Exercise task:
Look through the data and write out every line with the word "Clementino" in it.

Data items
■ ■ ■ ■

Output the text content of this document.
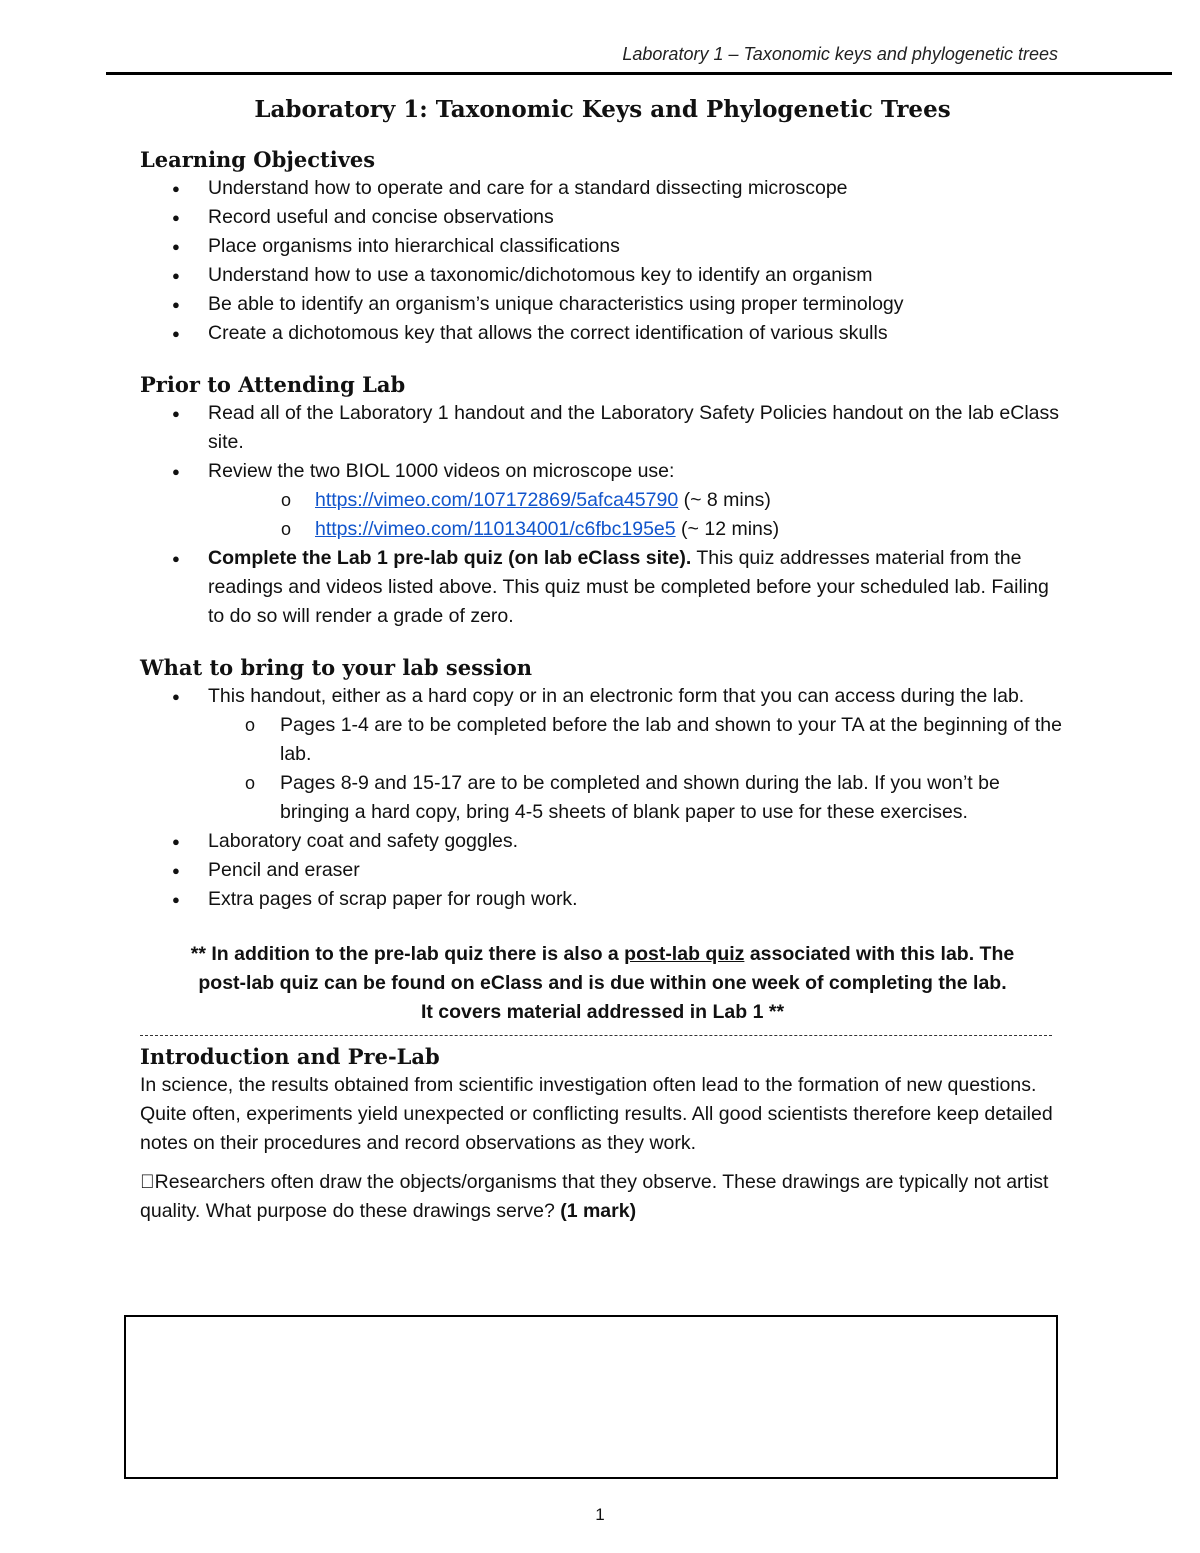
Laboratory 1 – Taxonomic keys and phylogenetic trees
Laboratory 1: Taxonomic Keys and Phylogenetic Trees
Learning Objectives
● Understand how to operate and care for a standard dissecting microscope
● Record useful and concise observations
● Place organisms into hierarchical classifications
● Understand how to use a taxonomic/dichotomous key to identify an organism
● Be able to identify an organism’s unique characteristics using proper terminology
● Create a dichotomous key that allows the correct identification of various skulls
Prior to Attending Lab
● Read all of the Laboratory 1 handout and the Laboratory Safety Policies handout on the lab eClass site.
● Review the two BIOL 1000 videos on microscope use:
o https://vimeo.com/107172869/5afca45790 (~ 8 mins)
o https://vimeo.com/110134001/c6fbc195e5 (~ 12 mins)
● Complete the Lab 1 pre-lab quiz (on lab eClass site). This quiz addresses material from the readings and videos listed above. This quiz must be completed before your scheduled lab. Failing to do so will render a grade of zero.
What to bring to your lab session
● This handout, either as a hard copy or in an electronic form that you can access during the lab.
o Pages 1-4 are to be completed before the lab and shown to your TA at the beginning of the lab.
o Pages 8-9 and 15-17 are to be completed and shown during the lab. If you won’t be bringing a hard copy, bring 4-5 sheets of blank paper to use for these exercises.
● Laboratory coat and safety goggles.
● Pencil and eraser
● Extra pages of scrap paper for rough work.
** In addition to the pre-lab quiz there is also a post-lab quiz associated with this lab. The
post-lab quiz can be found on eClass and is due within one week of completing the lab.
It covers material addressed in Lab 1 **
Introduction and Pre-Lab

In science, the results obtained from scientific investigation often lead to the formation of new questions. Quite often, experiments yield unexpected or conflicting results. All good scientists therefore keep detailed notes on their procedures and record observations as they work.

Researchers often draw the objects/organisms that they observe. These drawings are typically not artist quality. What purpose do these drawings serve? (1 mark)

1
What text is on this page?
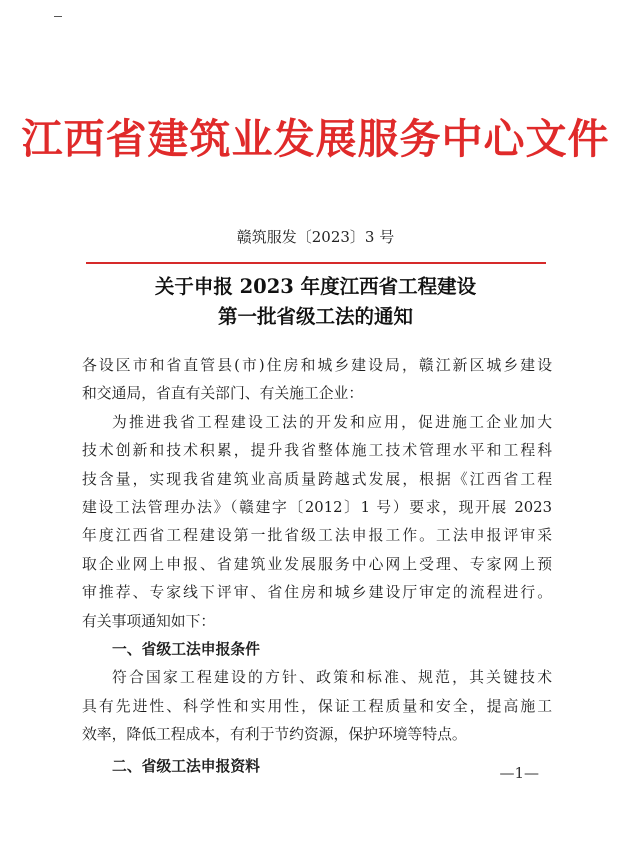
江西省建筑业发展服务中心文件
赣筑服发〔2023〕3 号
关于申报 2023 年度江西省工程建设
第一批省级工法的通知
各设区市和省直管县(市)住房和城乡建设局，赣江新区城乡建设
和交通局，省直有关部门、有关施工企业：
为推进我省工程建设工法的开发和应用，促进施工企业加大
技术创新和技术积累，提升我省整体施工技术管理水平和工程科
技含量，实现我省建筑业高质量跨越式发展，根据《江西省工程
建设工法管理办法》（赣建字〔2012〕1 号）要求，现开展 2023
年度江西省工程建设第一批省级工法申报工作。工法申报评审采
取企业网上申报、省建筑业发展服务中心网上受理、专家网上预
审推荐、专家线下评审、省住房和城乡建设厅审定的流程进行。
有关事项通知如下：
一、省级工法申报条件
符合国家工程建设的方针、政策和标准、规范，其关键技术
具有先进性、科学性和实用性，保证工程质量和安全，提高施工
效率，降低工程成本，有利于节约资源，保护环境等特点。
二、省级工法申报资料	—1—
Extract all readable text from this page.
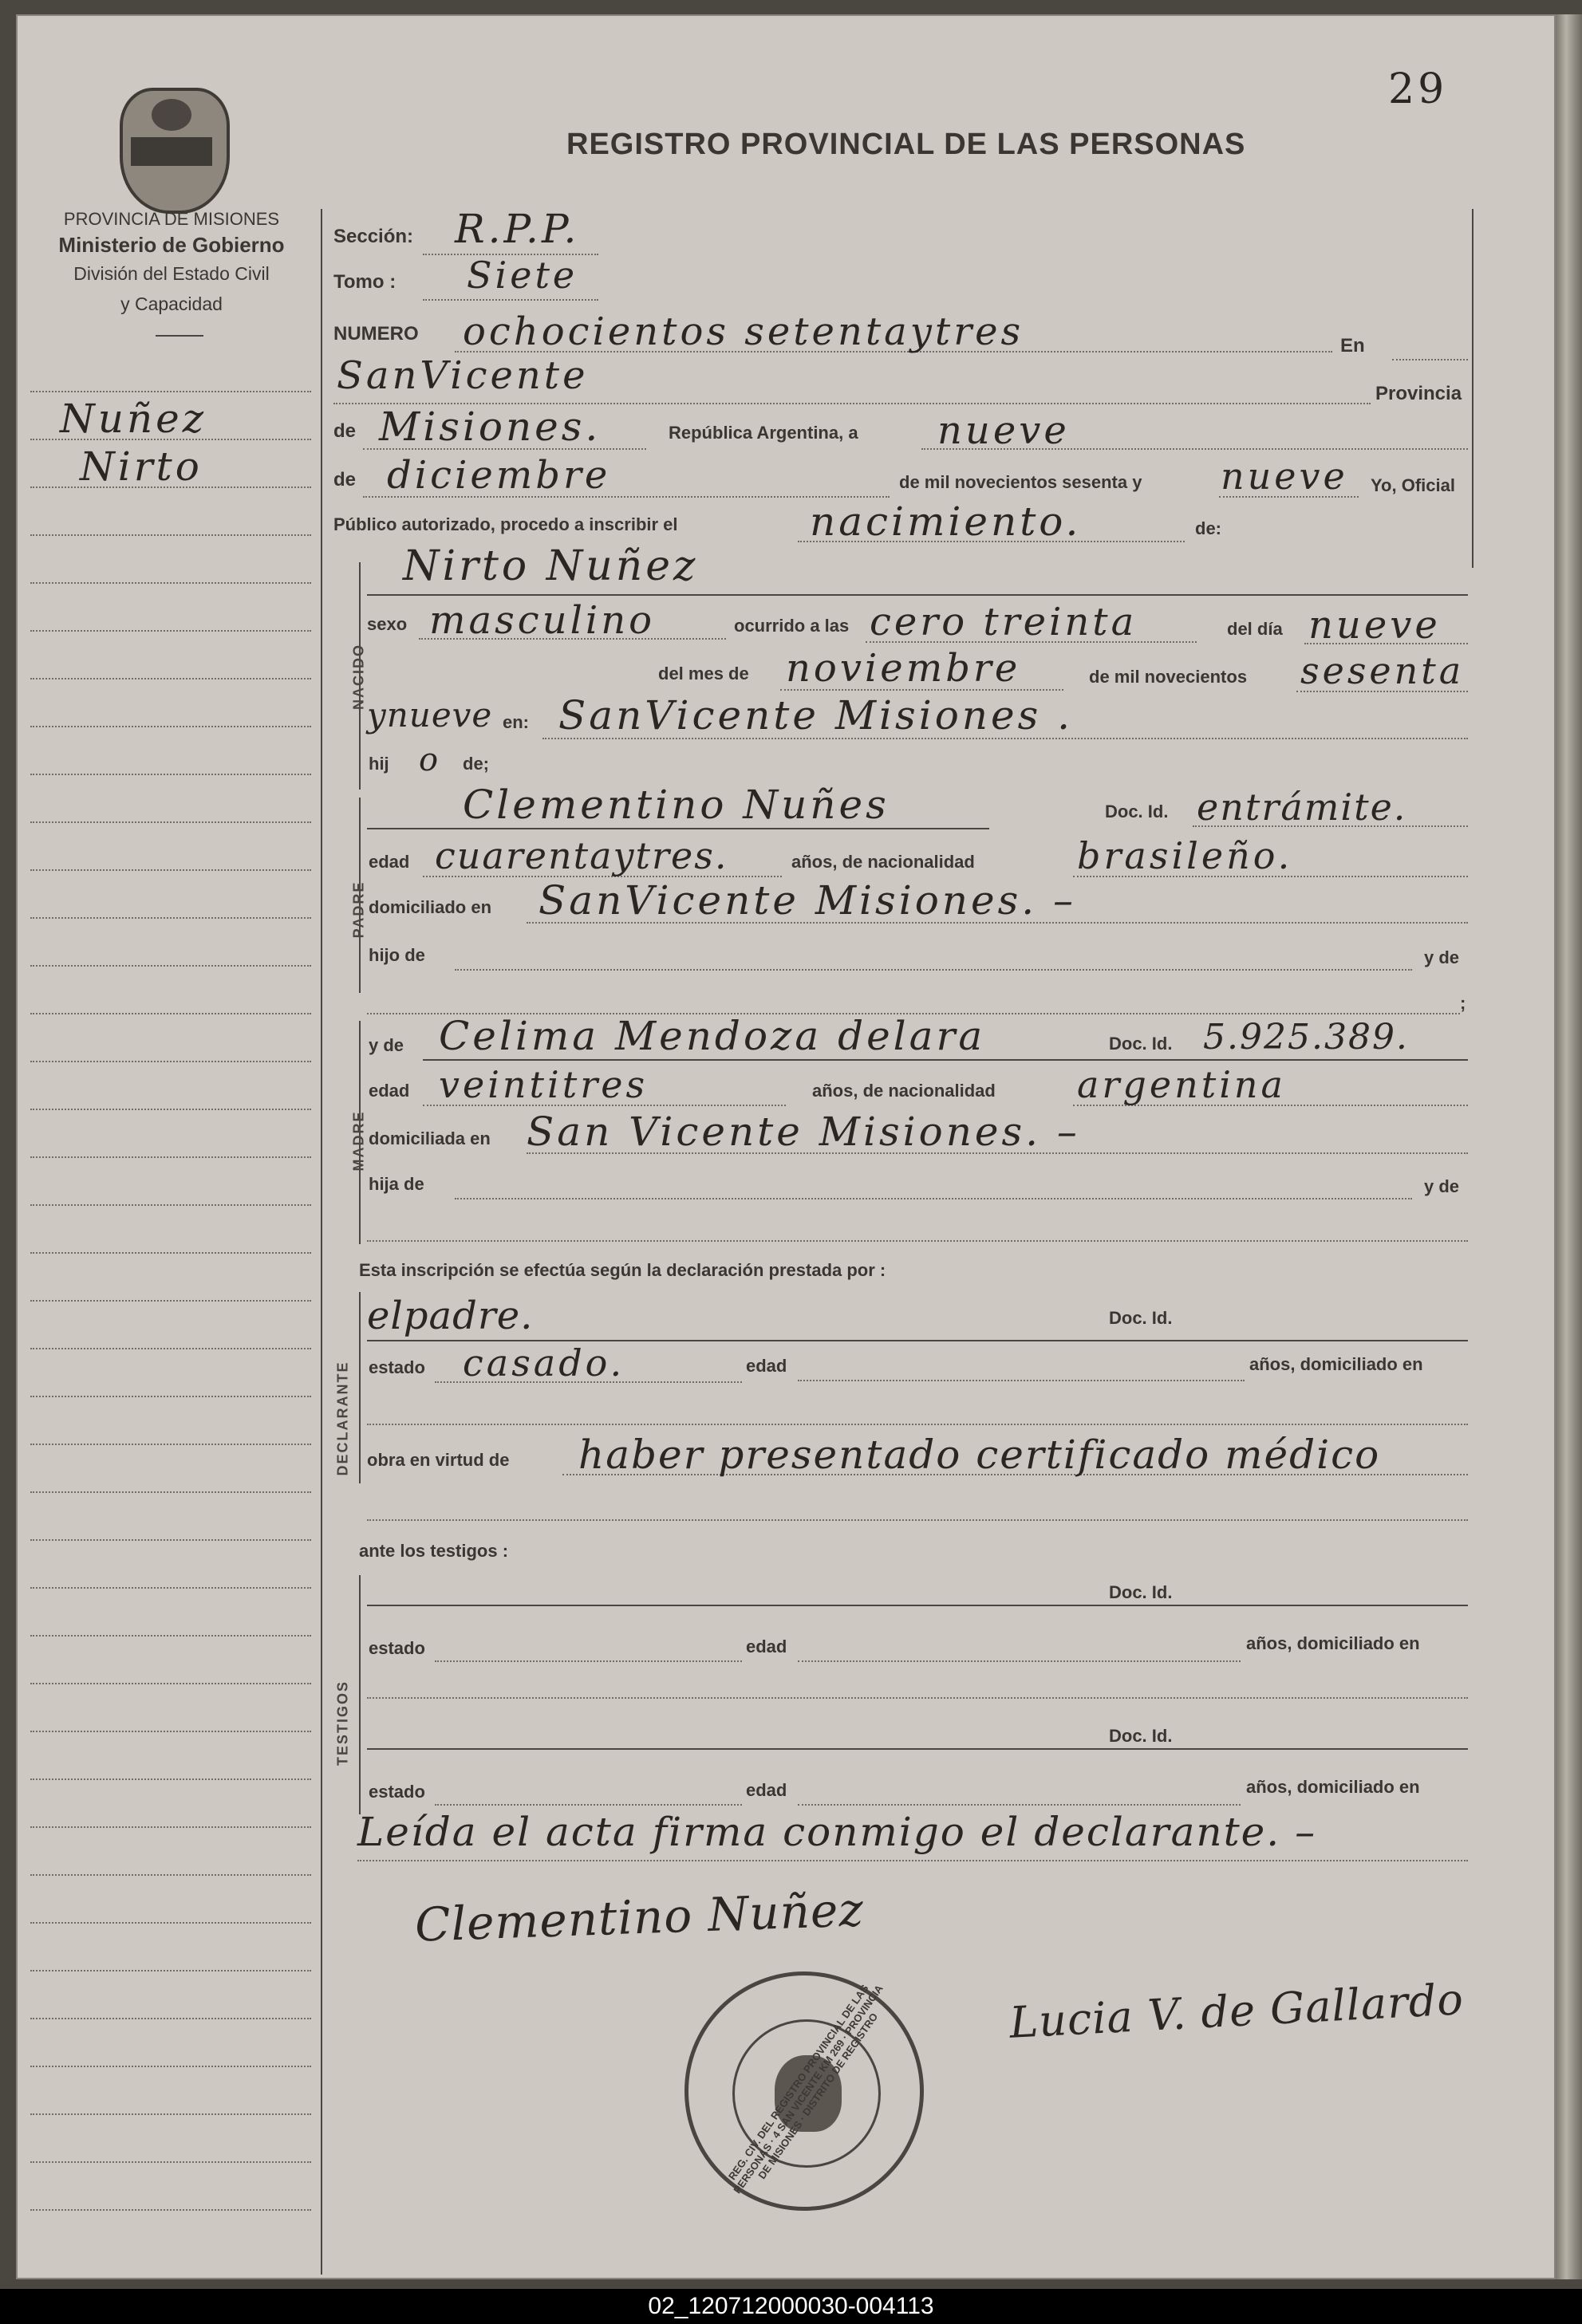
29
REGISTRO PROVINCIAL DE LAS PERSONAS
PROVINCIA DE MISIONES
Ministerio de Gobierno
División del Estado Civil
y Capacidad
Nuñez
Nirto
Sección: R.P.P.
Tomo : Siete
NUMERO ochocientos setentaytres	En
SanVicente	Provincia
de Misiones.	República Argentina, a nueve
de diciembre	de mil novecientos sesenta y nueve Yo, Oficial
Público autorizado, procedo a inscribir el	nacimiento.	de:
NACIDO
Nirto Nuñez
sexo masculino	ocurrido a las cero treinta	del día nueve
del mes de noviembre	de mil novecientos sesenta
ynueve en: SanVicente Misiones .
hij o de;
PADRE
Clementino Nuñes	Doc. Id. entrámite.
edad cuarentaytres.	años, de nacionalidad	brasileño.
domiciliado en SanVicente Misiones. –
hijo de	y de
;
MADRE
y de Celima Mendoza delara	Doc. Id. 5.925.389.
edad veintitres	años, de nacionalidad argentina
domiciliada en San Vicente Misiones. –
hija de	y de
Esta inscripción se efectúa según la declaración prestada por :
DECLARANTE
elpadre.	Doc. Id.
estado casado.	edad	años, domiciliado en
obra en virtud de haber presentado certificado médico
ante los testigos :
TESTIGOS
Doc. Id.
estado	edad	años, domiciliado en
Doc. Id.
estado	edad	años, domiciliado en
Leída el acta firma conmigo el declarante. –
Clementino Nuñez
Lucia V. de Gallardo
REG. CIV. DEL REGISTRO PROVINCIAL DE LAS PERSONAS · 4 SAN VICENTE KM 269 · PROVINCIA DE MISIONES · DISTRITO DE REGISTRO
02_120712000030-004113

■ ■ ■ ■

Result of this task:
Clementino Nuñes	Doc. Id. entrámite.
Clementino Nuñez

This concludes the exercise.